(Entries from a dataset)

-*-*-

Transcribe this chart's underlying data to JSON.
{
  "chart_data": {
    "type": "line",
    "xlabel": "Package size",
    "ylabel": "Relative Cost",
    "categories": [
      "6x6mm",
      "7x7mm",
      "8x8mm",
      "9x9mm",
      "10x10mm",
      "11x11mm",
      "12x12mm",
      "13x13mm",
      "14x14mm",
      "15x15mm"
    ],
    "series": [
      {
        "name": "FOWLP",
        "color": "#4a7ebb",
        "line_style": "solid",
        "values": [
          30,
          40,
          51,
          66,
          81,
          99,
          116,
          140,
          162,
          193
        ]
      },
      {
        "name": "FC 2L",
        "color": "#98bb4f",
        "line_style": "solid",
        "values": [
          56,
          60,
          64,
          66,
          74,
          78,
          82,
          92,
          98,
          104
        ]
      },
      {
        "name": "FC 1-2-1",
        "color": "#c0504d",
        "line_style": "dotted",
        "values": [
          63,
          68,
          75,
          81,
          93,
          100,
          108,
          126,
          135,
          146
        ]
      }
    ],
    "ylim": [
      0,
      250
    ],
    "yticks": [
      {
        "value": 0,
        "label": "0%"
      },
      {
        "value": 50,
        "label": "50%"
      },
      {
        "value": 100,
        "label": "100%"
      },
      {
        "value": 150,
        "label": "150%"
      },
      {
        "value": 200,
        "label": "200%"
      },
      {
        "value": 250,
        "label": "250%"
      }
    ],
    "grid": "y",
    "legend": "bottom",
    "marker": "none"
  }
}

-*-*-

AIM OF THE TASK: Reproduce all of the material above word for word.

EXERCISE SOLUTION:
Transcribe this chart's underlying data to JSON.
{
  "chart_data": {
    "type": "line",
    "xlabel": "Package size",
    "ylabel": "Relative Cost",
    "categories": [
      "6x6mm",
      "7x7mm",
      "8x8mm",
      "9x9mm",
      "10x10mm",
      "11x11mm",
      "12x12mm",
      "13x13mm",
      "14x14mm",
      "15x15mm"
    ],
    "series": [
      {
        "name": "FOWLP",
        "color": "#4a7ebb",
        "line_style": "solid",
        "values": [
          30,
          40,
          51,
          66,
          81,
          99,
          116,
          140,
          162,
          193
        ]
      },
      {
        "name": "FC 2L",
        "color": "#98bb4f",
        "line_style": "solid",
        "values": [
          56,
          60,
          64,
          66,
          74,
          78,
          82,
          92,
          98,
          104
        ]
      },
      {
        "name": "FC 1-2-1",
        "color": "#c0504d",
        "line_style": "dotted",
        "values": [
          63,
          68,
          75,
          81,
          93,
          100,
          108,
          126,
          135,
          146
        ]
      }
    ],
    "ylim": [
      0,
      250
    ],
    "yticks": [
      {
        "value": 0,
        "label": "0%"
      },
      {
        "value": 50,
        "label": "50%"
      },
      {
        "value": 100,
        "label": "100%"
      },
      {
        "value": 150,
        "label": "150%"
      },
      {
        "value": 200,
        "label": "200%"
      },
      {
        "value": 250,
        "label": "250%"
      }
    ],
    "grid": "y",
    "legend": "bottom",
    "marker": "none"
  }
}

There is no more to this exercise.